EXERCISE OBJECTIVE: Swap "expand-icon" for "toggle-icon" in the lines between the one holding "For every button, label, input, icon, or" and the one holding "tree-table-item[interactable]: + act_re_deployment", inclusive, and give those lines back with nothing else changed. Omit any pictures from your answer.

DATA EXCERPTS:
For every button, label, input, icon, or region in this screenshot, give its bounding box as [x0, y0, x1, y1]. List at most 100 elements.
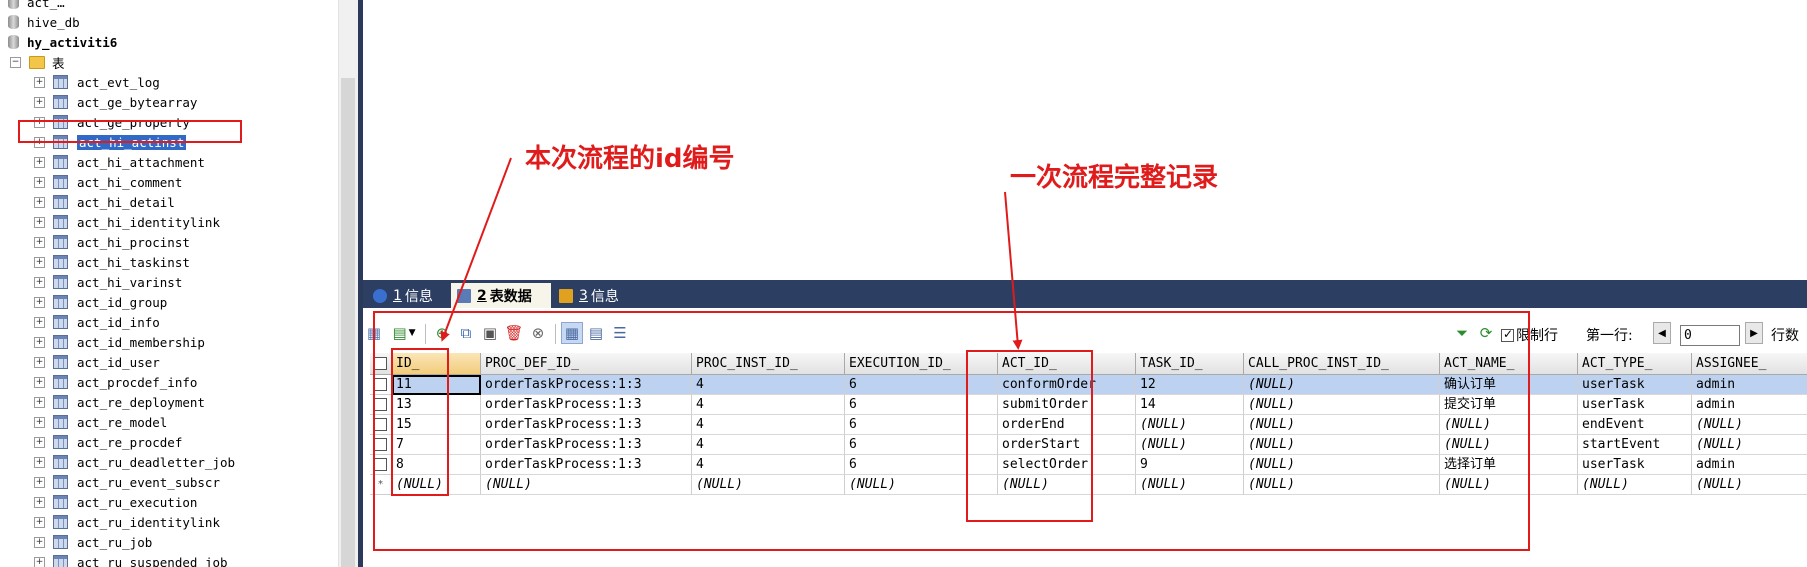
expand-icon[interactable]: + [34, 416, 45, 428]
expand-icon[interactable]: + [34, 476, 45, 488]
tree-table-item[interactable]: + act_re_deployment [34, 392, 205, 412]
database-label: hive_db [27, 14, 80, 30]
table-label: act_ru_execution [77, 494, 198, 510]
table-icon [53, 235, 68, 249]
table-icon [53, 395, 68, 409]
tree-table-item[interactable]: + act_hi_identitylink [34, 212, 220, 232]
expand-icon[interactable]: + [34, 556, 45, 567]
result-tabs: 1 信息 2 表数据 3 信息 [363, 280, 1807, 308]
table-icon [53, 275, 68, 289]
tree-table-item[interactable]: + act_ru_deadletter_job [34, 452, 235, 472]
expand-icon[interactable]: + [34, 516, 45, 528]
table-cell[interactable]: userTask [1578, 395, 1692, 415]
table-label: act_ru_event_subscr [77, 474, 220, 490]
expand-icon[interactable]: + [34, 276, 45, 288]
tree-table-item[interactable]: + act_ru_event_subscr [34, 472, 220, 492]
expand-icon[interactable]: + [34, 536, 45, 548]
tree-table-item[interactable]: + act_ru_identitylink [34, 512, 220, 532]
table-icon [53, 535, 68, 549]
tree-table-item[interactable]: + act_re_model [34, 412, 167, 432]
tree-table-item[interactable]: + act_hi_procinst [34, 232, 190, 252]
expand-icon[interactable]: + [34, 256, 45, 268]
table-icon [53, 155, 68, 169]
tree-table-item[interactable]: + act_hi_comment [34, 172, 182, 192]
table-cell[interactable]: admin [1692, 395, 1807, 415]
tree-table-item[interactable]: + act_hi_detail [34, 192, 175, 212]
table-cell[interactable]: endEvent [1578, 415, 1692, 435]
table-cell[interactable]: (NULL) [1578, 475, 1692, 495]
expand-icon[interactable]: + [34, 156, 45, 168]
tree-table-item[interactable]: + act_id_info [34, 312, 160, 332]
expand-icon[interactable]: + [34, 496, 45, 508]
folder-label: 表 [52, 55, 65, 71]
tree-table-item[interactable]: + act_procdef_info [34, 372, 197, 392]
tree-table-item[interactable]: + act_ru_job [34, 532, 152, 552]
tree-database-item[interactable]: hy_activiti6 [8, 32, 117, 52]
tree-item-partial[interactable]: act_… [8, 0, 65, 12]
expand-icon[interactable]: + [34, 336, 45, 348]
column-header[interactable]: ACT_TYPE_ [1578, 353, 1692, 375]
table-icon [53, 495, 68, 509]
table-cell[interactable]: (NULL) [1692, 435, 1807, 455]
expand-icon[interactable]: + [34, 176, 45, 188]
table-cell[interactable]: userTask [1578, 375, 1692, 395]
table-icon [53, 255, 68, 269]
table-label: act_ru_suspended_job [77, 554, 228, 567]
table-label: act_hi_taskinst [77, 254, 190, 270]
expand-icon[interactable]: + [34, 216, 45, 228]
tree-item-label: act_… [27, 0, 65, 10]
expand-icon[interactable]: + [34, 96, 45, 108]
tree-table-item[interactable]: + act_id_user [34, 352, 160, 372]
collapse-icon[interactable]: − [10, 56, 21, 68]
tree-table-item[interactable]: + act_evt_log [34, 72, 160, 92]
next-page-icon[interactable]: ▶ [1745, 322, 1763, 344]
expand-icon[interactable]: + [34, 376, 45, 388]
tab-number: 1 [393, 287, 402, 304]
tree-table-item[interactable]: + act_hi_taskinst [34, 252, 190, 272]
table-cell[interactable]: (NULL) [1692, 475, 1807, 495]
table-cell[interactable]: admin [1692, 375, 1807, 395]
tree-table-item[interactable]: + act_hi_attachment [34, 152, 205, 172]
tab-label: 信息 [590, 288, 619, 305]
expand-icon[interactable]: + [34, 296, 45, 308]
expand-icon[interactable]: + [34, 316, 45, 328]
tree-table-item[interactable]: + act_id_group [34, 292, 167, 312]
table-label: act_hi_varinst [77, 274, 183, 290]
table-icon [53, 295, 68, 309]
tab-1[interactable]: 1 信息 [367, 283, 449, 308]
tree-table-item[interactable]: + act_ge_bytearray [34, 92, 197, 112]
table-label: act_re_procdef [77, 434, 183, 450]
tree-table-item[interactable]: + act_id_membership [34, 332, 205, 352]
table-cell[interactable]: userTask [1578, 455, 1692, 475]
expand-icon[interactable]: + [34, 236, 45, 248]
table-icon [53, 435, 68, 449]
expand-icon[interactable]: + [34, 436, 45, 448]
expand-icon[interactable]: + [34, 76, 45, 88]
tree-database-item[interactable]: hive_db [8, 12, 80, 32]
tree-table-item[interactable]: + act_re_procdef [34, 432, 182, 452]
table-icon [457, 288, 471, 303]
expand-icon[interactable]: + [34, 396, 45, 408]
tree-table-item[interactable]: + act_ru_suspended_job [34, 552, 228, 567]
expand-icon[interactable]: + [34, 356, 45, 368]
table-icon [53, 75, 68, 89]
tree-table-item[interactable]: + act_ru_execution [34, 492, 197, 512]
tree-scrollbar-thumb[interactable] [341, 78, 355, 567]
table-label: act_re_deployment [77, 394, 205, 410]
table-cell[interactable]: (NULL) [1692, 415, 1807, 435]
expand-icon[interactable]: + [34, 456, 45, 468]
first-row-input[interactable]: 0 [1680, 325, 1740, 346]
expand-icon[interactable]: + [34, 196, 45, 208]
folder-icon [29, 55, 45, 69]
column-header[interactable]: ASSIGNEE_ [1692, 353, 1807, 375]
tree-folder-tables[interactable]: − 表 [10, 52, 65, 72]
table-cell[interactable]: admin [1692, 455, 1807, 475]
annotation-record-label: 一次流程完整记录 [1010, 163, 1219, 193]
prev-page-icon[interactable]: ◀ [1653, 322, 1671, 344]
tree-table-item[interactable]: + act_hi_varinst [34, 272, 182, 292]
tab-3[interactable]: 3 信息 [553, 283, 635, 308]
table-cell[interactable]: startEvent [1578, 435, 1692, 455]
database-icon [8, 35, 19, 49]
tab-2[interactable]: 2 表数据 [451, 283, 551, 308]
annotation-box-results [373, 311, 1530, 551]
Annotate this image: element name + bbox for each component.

...

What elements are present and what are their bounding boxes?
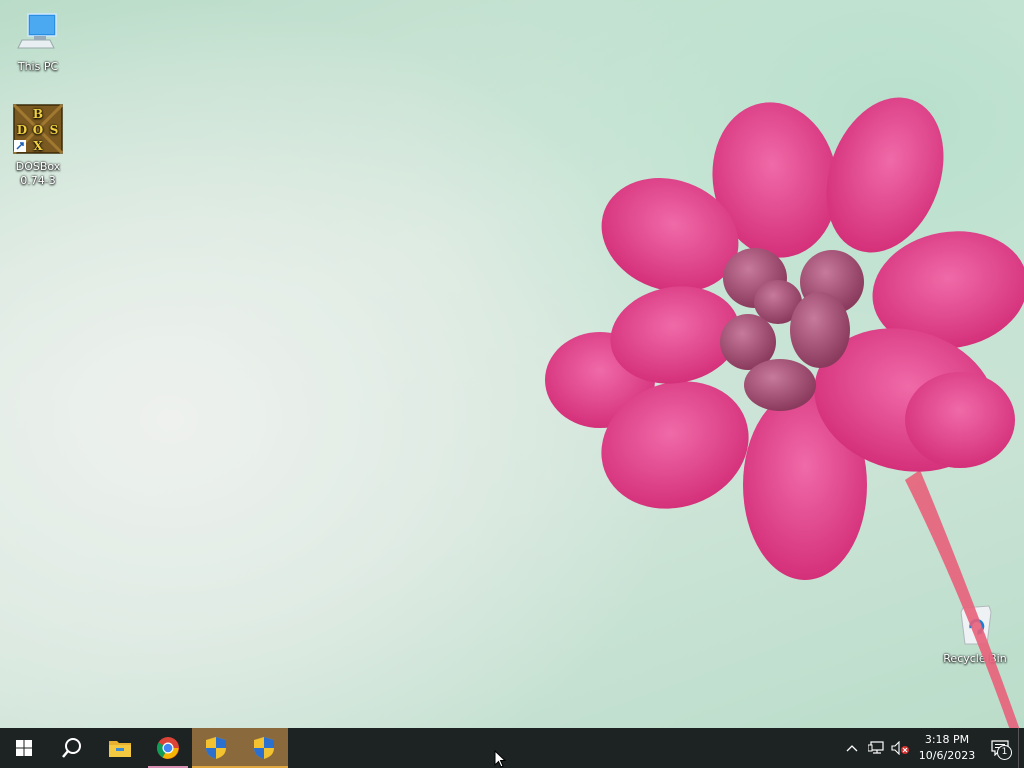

TASK RESULT:
For every button, label, input, icon, or region in this screenshot, give its bounding box as [x0, y0, x1, y1]. List at most 100 elements.
toggle-icon[interactable]: + [34, 416, 45, 428]
toggle-icon[interactable]: + [34, 476, 45, 488]
tree-table-item[interactable]: + act_re_deployment [34, 392, 205, 412]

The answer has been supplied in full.